Your task is to repeat the entries underneath exactly, minus the pictures.

** Begin Material for the task **

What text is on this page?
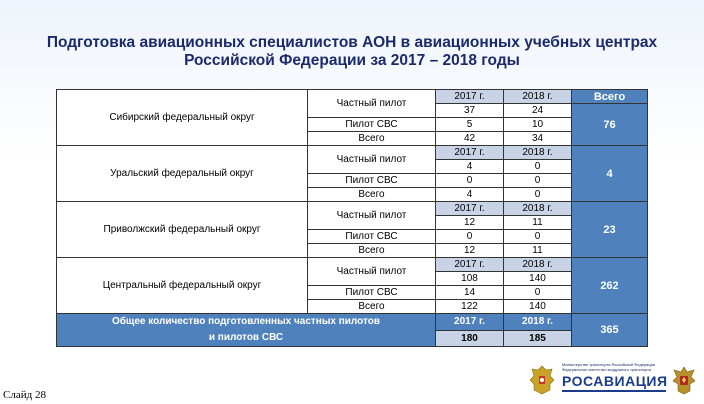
Подготовка авиационных специалистов АОН в авиационных учебных центрах
Российской Федерации за 2017 – 2018 годы
Сибирский федеральный округ	Частный пилот	2017 г.	2018 г.	Всего
		37	24	76
	Пилот СВС	5	10	
	Всего	42	34	
Уральский федеральный округ	Частный пилот	2017 г.	2018 г.	4
		4	0	
	Пилот СВС	0	0	
	Всего	4	0	
Приволжский федеральный округ	Частный пилот	2017 г.	2018 г.	23
		12	11	
	Пилот СВС	0	0	
	Всего	12	11	
Центральный федеральный округ	Частный пилот	2017 г.	2018 г.	262
		108	140	
	Пилот СВС	14	0	
	Всего	122	140	

Общее количество подготовленных частных пилотов
и пилотов СВС		2017 г.	2018 г.	365
		180	185	
Слайд 28
Министерство транспорта Российской Федерации
Федеральное агентство воздушного транспорта
РОСАВИАЦИЯ
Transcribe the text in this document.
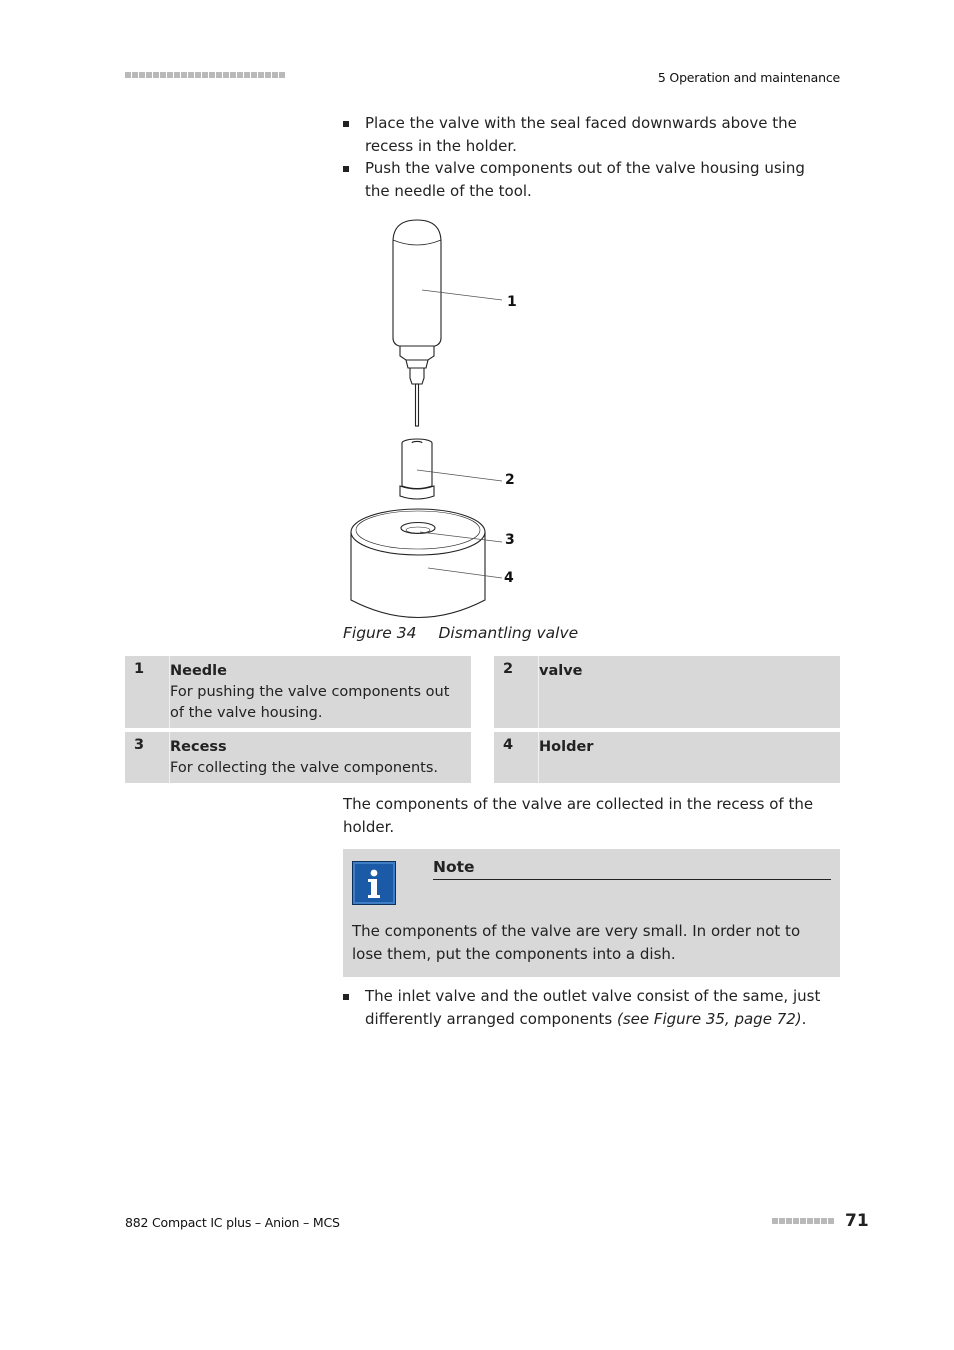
5 Operation and maintenance
Place the valve with the seal faced downwards above the recess in the holder.
Push the valve components out of the valve housing using the needle of the tool.
1
2
3
4
Figure 34 Dismantling valve
1	Needle
For pushing the valve components out of the valve housing.
2	valve
3	Recess
For collecting the valve components.
4	Holder
The components of the valve are collected in the recess of the holder.
Note
The components of the valve are very small. In order not to lose them, put the components into a dish.
The inlet valve and the outlet valve consist of the same, just differently arranged components (see Figure 35, page 72).
882 Compact IC plus – Anion – MCS	71
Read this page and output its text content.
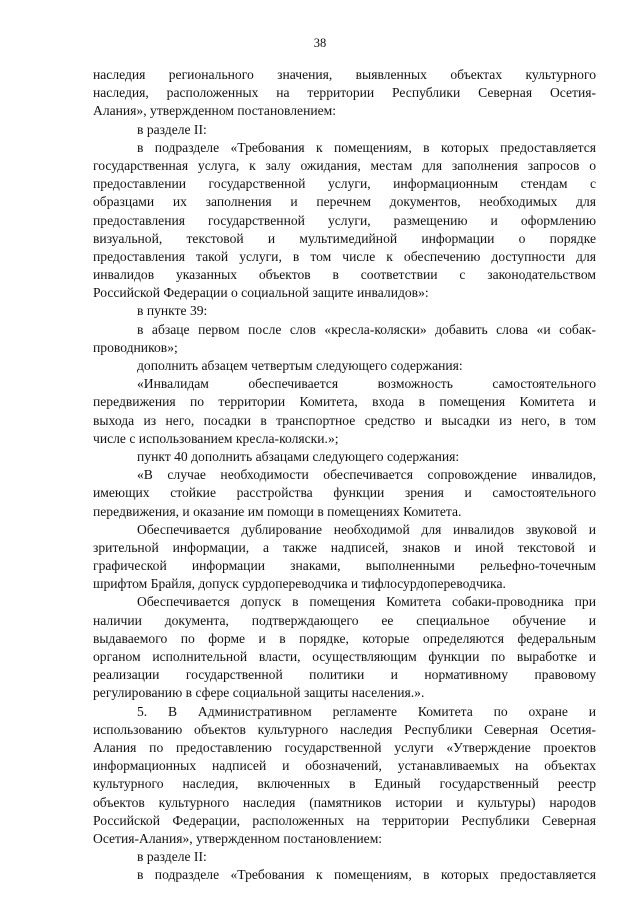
38
наследия регионального значения, выявленных объектах культурного
наследия, расположенных на территории Республики Северная Осетия-
Алания», утвержденном постановлением:
в разделе II:
в подразделе «Требования к помещениям, в которых предоставляется
государственная услуга, к залу ожидания, местам для заполнения запросов о
предоставлении государственной услуги, информационным стендам с
образцами их заполнения и перечнем документов, необходимых для
предоставления государственной услуги, размещению и оформлению
визуальной, текстовой и мультимедийной информации о порядке
предоставления такой услуги, в том числе к обеспечению доступности для
инвалидов указанных объектов в соответствии с законодательством
Российской Федерации о социальной защите инвалидов»:
в пункте 39:
в абзаце первом после слов «кресла-коляски» добавить слова «и собак-
проводников»;
дополнить абзацем четвертым следующего содержания:
«Инвалидам обеспечивается возможность самостоятельного
передвижения по территории Комитета, входа в помещения Комитета и
выхода из него, посадки в транспортное средство и высадки из него, в том
числе с использованием кресла-коляски.»;
пункт 40 дополнить абзацами следующего содержания:
«В случае необходимости обеспечивается сопровождение инвалидов,
имеющих стойкие расстройства функции зрения и самостоятельного
передвижения, и оказание им помощи в помещениях Комитета.
Обеспечивается дублирование необходимой для инвалидов звуковой и
зрительной информации, а также надписей, знаков и иной текстовой и
графической информации знаками, выполненными рельефно-точечным
шрифтом Брайля, допуск сурдопереводчика и тифлосурдопереводчика.
Обеспечивается допуск в помещения Комитета собаки-проводника при
наличии документа, подтверждающего ее специальное обучение и
выдаваемого по форме и в порядке, которые определяются федеральным
органом исполнительной власти, осуществляющим функции по выработке и
реализации государственной политики и нормативному правовому
регулированию в сфере социальной защиты населения.».
5. В Административном регламенте Комитета по охране и
использованию объектов культурного наследия Республики Северная Осетия-
Алания по предоставлению государственной услуги «Утверждение проектов
информационных надписей и обозначений, устанавливаемых на объектах
культурного наследия, включенных в Единый государственный реестр
объектов культурного наследия (памятников истории и культуры) народов
Российской Федерации, расположенных на территории Республики Северная
Осетия-Алания», утвержденном постановлением:
в разделе II:
в подразделе «Требования к помещениям, в которых предоставляется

** End Material for the task **

— Task solution —
What text is on this page?
Подготовка авиационных специалистов АОН в авиационных учебных центрах
Российской Федерации за 2017 – 2018 годы
Сибирский федеральный округ	Частный пилот	2017 г.	2018 г.	Всего
		37	24	76
	Пилот СВС	5	10	
	Всего	42	34	
Уральский федеральный округ	Частный пилот	2017 г.	2018 г.	4
		4	0	
	Пилот СВС	0	0	
	Всего	4	0	
Приволжский федеральный округ	Частный пилот	2017 г.	2018 г.	23
		12	11	
	Пилот СВС	0	0	
	Всего	12	11	
Центральный федеральный округ	Частный пилот	2017 г.	2018 г.	262
		108	140	
	Пилот СВС	14	0	
	Всего	122	140	

Общее количество подготовленных частных пилотов
и пилотов СВС		2017 г.	2018 г.	365
		180	185	
Слайд 28
Министерство транспорта Российской Федерации
Федеральное агентство воздушного транспорта
РОСАВИАЦИЯ
Transcribe the text in this document.
5 Operation and maintenance
Place the valve with the seal faced downwards above the recess in the holder.
Push the valve components out of the valve housing using the needle of the tool.
1
2
3
4
Figure 34 Dismantling valve
1	Needle
For pushing the valve components out of the valve housing.
2	valve
3	Recess
For collecting the valve components.
4	Holder
The components of the valve are collected in the recess of the holder.
Note
The components of the valve are very small. In order not to lose them, put the components into a dish.
The inlet valve and the outlet valve consist of the same, just differently arranged components (see Figure 35, page 72).
882 Compact IC plus – Anion – MCS	71
Read this page and output its text content.
38
наследия регионального значения, выявленных объектах культурного
наследия, расположенных на территории Республики Северная Осетия-
Алания», утвержденном постановлением:
в разделе II:
в подразделе «Требования к помещениям, в которых предоставляется
государственная услуга, к залу ожидания, местам для заполнения запросов о
предоставлении государственной услуги, информационным стендам с
образцами их заполнения и перечнем документов, необходимых для
предоставления государственной услуги, размещению и оформлению
визуальной, текстовой и мультимедийной информации о порядке
предоставления такой услуги, в том числе к обеспечению доступности для
инвалидов указанных объектов в соответствии с законодательством
Российской Федерации о социальной защите инвалидов»:
в пункте 39:
в абзаце первом после слов «кресла-коляски» добавить слова «и собак-
проводников»;
дополнить абзацем четвертым следующего содержания:
«Инвалидам обеспечивается возможность самостоятельного
передвижения по территории Комитета, входа в помещения Комитета и
выхода из него, посадки в транспортное средство и высадки из него, в том
числе с использованием кресла-коляски.»;
пункт 40 дополнить абзацами следующего содержания:
«В случае необходимости обеспечивается сопровождение инвалидов,
имеющих стойкие расстройства функции зрения и самостоятельного
передвижения, и оказание им помощи в помещениях Комитета.
Обеспечивается дублирование необходимой для инвалидов звуковой и
зрительной информации, а также надписей, знаков и иной текстовой и
графической информации знаками, выполненными рельефно-точечным
шрифтом Брайля, допуск сурдопереводчика и тифлосурдопереводчика.
Обеспечивается допуск в помещения Комитета собаки-проводника при
наличии документа, подтверждающего ее специальное обучение и
выдаваемого по форме и в порядке, которые определяются федеральным
органом исполнительной власти, осуществляющим функции по выработке и
реализации государственной политики и нормативному правовому
регулированию в сфере социальной защиты населения.».
5. В Административном регламенте Комитета по охране и
использованию объектов культурного наследия Республики Северная Осетия-
Алания по предоставлению государственной услуги «Утверждение проектов
информационных надписей и обозначений, устанавливаемых на объектах
культурного наследия, включенных в Единый государственный реестр
объектов культурного наследия (памятников истории и культуры) народов
Российской Федерации, расположенных на территории Республики Северная
Осетия-Алания», утвержденном постановлением:
в разделе II:
в подразделе «Требования к помещениям, в которых предоставляется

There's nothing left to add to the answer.